[Stored data entries]
◇ ◇ ◇

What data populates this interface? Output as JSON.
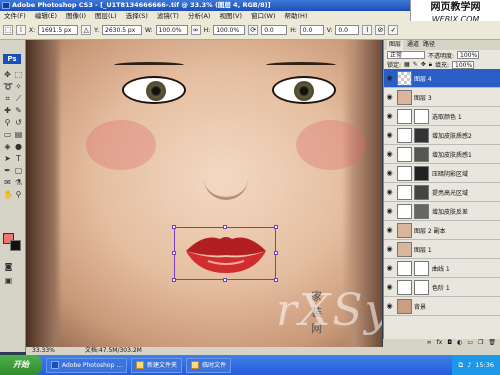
{
  "window": {
    "title": "Adobe Photoshop CS3 - [_U1T8134666666-.tif @ 33.3% (图层 4, RGB/8)]"
  },
  "watermark_logo": {
    "line1": "网页教学网",
    "line2": "WEBJX.COM"
  },
  "menu": [
    "文件(F)",
    "编辑(E)",
    "图像(I)",
    "图层(L)",
    "选择(S)",
    "滤镜(T)",
    "分析(A)",
    "视图(V)",
    "窗口(W)",
    "帮助(H)"
  ],
  "options": {
    "x_label": "X:",
    "x_value": "1691.5 px",
    "y_label": "Y:",
    "y_value": "2630.5 px",
    "w_label": "W:",
    "w_value": "100.0%",
    "h_label": "H:",
    "h_value": "100.0%",
    "angle_value": "0.0",
    "hskew_label": "H:",
    "hskew_value": "0.0",
    "vskew_label": "V:",
    "vskew_value": "0.0"
  },
  "toolbox": {
    "logo": "Ps"
  },
  "canvas": {
    "watermark_text": "rXSy",
    "watermark_cn": "家装网"
  },
  "layers_panel": {
    "tabs": [
      "图层",
      "通道",
      "路径"
    ],
    "blend_mode": "正常",
    "opacity_label": "不透明度:",
    "opacity_value": "100%",
    "lock_label": "锁定:",
    "fill_label": "填充:",
    "fill_value": "100%",
    "layers": [
      {
        "name": "图层 4",
        "selected": true
      },
      {
        "name": "图层 3",
        "selected": false
      },
      {
        "name": "选取颜色 1",
        "selected": false
      },
      {
        "name": "增加皮肤质感2",
        "selected": false
      },
      {
        "name": "增加皮肤质感1",
        "selected": false
      },
      {
        "name": "压暗阴影区域",
        "selected": false
      },
      {
        "name": "提亮高光区域",
        "selected": false
      },
      {
        "name": "增加皮肤反差",
        "selected": false
      },
      {
        "name": "图层 2 副本",
        "selected": false
      },
      {
        "name": "图层 1",
        "selected": false
      },
      {
        "name": "曲线 1",
        "selected": false
      },
      {
        "name": "色阶 1",
        "selected": false
      },
      {
        "name": "背景",
        "selected": false
      }
    ]
  },
  "status": {
    "zoom": "33.33%",
    "doc": "文档:47.5M/303.2M"
  },
  "taskbar": {
    "start": "开始",
    "tasks": [
      "Adobe Photoshop ...",
      "新建文件夹",
      "临时文件"
    ],
    "clock": "15:36"
  }
}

◇ ◇ ◇

[Task goal]
Write out every record above exactly as it stands, but leave out the pictures.

[Task output]
What data populates this interface? Output as JSON.
{
  "window": {
    "title": "Adobe Photoshop CS3 - [_U1T8134666666-.tif @ 33.3% (图层 4, RGB/8)]"
  },
  "watermark_logo": {
    "line1": "网页教学网",
    "line2": "WEBJX.COM"
  },
  "menu": [
    "文件(F)",
    "编辑(E)",
    "图像(I)",
    "图层(L)",
    "选择(S)",
    "滤镜(T)",
    "分析(A)",
    "视图(V)",
    "窗口(W)",
    "帮助(H)"
  ],
  "options": {
    "x_label": "X:",
    "x_value": "1691.5 px",
    "y_label": "Y:",
    "y_value": "2630.5 px",
    "w_label": "W:",
    "w_value": "100.0%",
    "h_label": "H:",
    "h_value": "100.0%",
    "angle_value": "0.0",
    "hskew_label": "H:",
    "hskew_value": "0.0",
    "vskew_label": "V:",
    "vskew_value": "0.0"
  },
  "toolbox": {
    "logo": "Ps"
  },
  "canvas": {
    "watermark_text": "rXSy",
    "watermark_cn": "家装网"
  },
  "layers_panel": {
    "tabs": [
      "图层",
      "通道",
      "路径"
    ],
    "blend_mode": "正常",
    "opacity_label": "不透明度:",
    "opacity_value": "100%",
    "lock_label": "锁定:",
    "fill_label": "填充:",
    "fill_value": "100%",
    "layers": [
      {
        "name": "图层 4",
        "selected": true
      },
      {
        "name": "图层 3",
        "selected": false
      },
      {
        "name": "选取颜色 1",
        "selected": false
      },
      {
        "name": "增加皮肤质感2",
        "selected": false
      },
      {
        "name": "增加皮肤质感1",
        "selected": false
      },
      {
        "name": "压暗阴影区域",
        "selected": false
      },
      {
        "name": "提亮高光区域",
        "selected": false
      },
      {
        "name": "增加皮肤反差",
        "selected": false
      },
      {
        "name": "图层 2 副本",
        "selected": false
      },
      {
        "name": "图层 1",
        "selected": false
      },
      {
        "name": "曲线 1",
        "selected": false
      },
      {
        "name": "色阶 1",
        "selected": false
      },
      {
        "name": "背景",
        "selected": false
      }
    ]
  },
  "status": {
    "zoom": "33.33%",
    "doc": "文档:47.5M/303.2M"
  },
  "taskbar": {
    "start": "开始",
    "tasks": [
      "Adobe Photoshop ...",
      "新建文件夹",
      "临时文件"
    ],
    "clock": "15:36"
  }
}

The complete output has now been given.